Record excerpts:

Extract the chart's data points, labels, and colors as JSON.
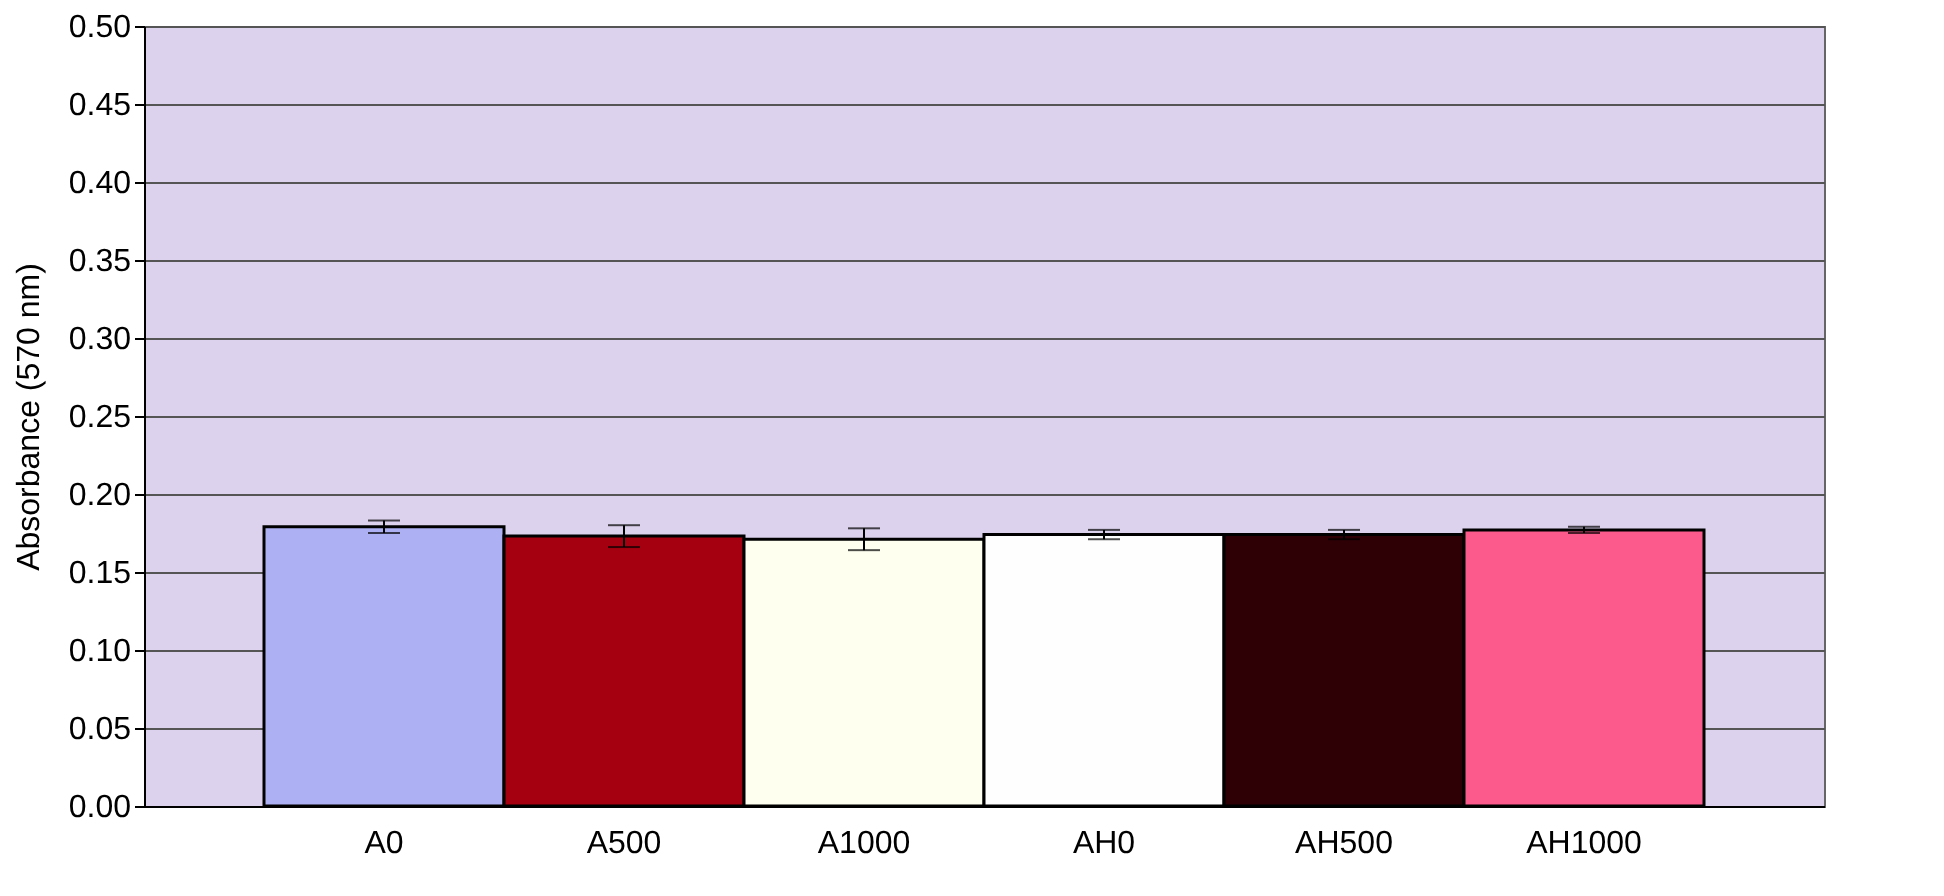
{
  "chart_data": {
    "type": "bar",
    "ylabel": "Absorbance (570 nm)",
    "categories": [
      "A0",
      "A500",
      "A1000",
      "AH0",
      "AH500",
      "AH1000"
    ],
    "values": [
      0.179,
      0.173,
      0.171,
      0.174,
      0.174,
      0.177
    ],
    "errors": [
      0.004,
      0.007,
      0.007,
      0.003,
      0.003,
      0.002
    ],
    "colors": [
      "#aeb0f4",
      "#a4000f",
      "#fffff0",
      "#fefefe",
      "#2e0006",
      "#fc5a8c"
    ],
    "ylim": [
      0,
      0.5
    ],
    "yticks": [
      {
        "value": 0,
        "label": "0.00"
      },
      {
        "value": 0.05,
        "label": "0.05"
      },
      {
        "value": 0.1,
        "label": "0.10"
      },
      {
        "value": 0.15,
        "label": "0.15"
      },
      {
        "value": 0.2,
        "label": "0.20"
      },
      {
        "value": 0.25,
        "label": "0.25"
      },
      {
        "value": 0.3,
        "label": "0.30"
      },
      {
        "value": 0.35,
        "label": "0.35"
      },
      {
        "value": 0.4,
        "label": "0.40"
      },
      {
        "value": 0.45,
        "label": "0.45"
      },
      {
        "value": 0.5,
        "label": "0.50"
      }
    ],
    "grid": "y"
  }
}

What you have to do: Using the listing above, pick out each line that contains the word "colors", then copy it.

Exercise output:
Extract the chart's data points, labels, and colors as JSON.
    "colors": [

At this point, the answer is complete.